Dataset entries
○ ○ ○

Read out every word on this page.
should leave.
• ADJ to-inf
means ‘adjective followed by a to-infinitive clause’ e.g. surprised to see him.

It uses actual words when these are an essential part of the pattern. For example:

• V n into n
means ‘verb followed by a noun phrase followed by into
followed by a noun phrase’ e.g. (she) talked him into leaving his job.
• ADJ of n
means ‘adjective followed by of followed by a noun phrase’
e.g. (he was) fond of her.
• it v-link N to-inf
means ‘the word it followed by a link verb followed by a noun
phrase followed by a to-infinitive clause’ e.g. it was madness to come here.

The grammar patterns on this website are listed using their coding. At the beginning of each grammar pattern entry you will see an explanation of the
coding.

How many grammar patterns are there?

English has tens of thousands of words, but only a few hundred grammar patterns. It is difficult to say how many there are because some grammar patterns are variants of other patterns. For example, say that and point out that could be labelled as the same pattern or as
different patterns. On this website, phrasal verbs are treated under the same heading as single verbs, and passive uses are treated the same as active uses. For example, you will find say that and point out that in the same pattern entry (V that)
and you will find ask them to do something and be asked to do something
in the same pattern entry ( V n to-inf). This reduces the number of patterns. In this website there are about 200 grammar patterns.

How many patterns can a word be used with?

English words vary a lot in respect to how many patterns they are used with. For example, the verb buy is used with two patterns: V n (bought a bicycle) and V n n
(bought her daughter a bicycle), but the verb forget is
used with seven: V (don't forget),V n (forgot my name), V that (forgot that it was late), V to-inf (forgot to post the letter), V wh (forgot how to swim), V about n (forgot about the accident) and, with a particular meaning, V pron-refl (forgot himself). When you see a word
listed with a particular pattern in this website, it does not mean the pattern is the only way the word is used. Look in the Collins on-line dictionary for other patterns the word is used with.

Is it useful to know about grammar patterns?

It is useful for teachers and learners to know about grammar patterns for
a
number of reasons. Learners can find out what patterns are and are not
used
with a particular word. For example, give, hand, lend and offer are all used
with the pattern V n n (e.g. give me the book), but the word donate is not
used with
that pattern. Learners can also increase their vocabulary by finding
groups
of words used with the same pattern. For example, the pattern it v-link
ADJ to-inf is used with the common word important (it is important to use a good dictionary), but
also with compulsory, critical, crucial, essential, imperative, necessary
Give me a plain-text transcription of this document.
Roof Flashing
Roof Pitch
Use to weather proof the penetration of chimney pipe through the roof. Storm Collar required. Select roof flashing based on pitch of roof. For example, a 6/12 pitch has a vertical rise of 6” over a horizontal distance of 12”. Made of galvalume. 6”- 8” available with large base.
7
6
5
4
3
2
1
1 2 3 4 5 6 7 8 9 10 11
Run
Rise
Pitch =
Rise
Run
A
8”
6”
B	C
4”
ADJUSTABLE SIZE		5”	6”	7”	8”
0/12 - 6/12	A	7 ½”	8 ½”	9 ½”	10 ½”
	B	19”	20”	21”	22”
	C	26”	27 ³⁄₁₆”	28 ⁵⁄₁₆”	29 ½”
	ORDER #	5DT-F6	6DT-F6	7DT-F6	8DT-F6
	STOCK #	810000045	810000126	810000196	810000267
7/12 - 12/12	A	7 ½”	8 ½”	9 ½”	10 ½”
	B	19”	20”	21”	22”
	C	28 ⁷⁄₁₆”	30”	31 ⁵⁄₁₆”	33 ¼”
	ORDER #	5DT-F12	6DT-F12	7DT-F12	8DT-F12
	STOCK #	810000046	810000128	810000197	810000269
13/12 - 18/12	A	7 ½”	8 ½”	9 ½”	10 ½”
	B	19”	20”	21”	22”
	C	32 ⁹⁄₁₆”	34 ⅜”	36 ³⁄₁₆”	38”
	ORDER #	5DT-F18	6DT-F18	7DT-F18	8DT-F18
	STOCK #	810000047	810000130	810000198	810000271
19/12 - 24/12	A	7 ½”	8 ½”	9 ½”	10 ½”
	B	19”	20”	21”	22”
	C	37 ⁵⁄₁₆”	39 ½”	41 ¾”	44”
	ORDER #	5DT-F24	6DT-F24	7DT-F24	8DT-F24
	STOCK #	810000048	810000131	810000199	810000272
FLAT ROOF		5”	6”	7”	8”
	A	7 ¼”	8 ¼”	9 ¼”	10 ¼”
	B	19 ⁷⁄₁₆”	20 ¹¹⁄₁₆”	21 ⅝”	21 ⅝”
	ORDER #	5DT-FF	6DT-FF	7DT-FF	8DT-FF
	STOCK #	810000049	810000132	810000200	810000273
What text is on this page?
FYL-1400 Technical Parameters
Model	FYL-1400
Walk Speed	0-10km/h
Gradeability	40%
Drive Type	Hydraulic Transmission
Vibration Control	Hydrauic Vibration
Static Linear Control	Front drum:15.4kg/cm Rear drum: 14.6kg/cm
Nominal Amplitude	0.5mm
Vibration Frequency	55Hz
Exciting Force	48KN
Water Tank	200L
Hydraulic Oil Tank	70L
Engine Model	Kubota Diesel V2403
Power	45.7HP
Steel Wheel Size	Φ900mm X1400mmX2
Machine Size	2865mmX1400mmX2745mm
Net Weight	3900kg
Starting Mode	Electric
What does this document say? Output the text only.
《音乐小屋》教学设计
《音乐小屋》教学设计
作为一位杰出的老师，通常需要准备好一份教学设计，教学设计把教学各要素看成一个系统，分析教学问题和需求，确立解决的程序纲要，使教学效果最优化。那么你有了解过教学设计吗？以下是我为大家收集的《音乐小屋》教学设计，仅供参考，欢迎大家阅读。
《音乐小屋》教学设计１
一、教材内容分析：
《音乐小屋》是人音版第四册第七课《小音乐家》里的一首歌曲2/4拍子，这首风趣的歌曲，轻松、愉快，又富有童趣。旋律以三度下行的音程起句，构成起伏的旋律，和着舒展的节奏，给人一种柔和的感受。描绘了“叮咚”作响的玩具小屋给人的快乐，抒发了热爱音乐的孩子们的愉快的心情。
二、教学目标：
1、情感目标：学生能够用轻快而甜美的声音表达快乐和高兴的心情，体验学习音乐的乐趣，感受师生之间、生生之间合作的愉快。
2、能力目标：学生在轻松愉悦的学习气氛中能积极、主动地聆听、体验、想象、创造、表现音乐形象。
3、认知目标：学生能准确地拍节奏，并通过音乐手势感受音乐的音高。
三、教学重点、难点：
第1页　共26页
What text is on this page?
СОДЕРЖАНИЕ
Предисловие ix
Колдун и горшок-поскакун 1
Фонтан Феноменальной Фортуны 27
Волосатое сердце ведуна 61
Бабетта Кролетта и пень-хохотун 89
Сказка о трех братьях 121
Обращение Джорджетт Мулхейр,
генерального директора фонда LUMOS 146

○ ○ ○

• **GIVEN REQUEST**
Figure out how many lines above include the string "noun", then report that number and nothing else.

• **RESULT**
4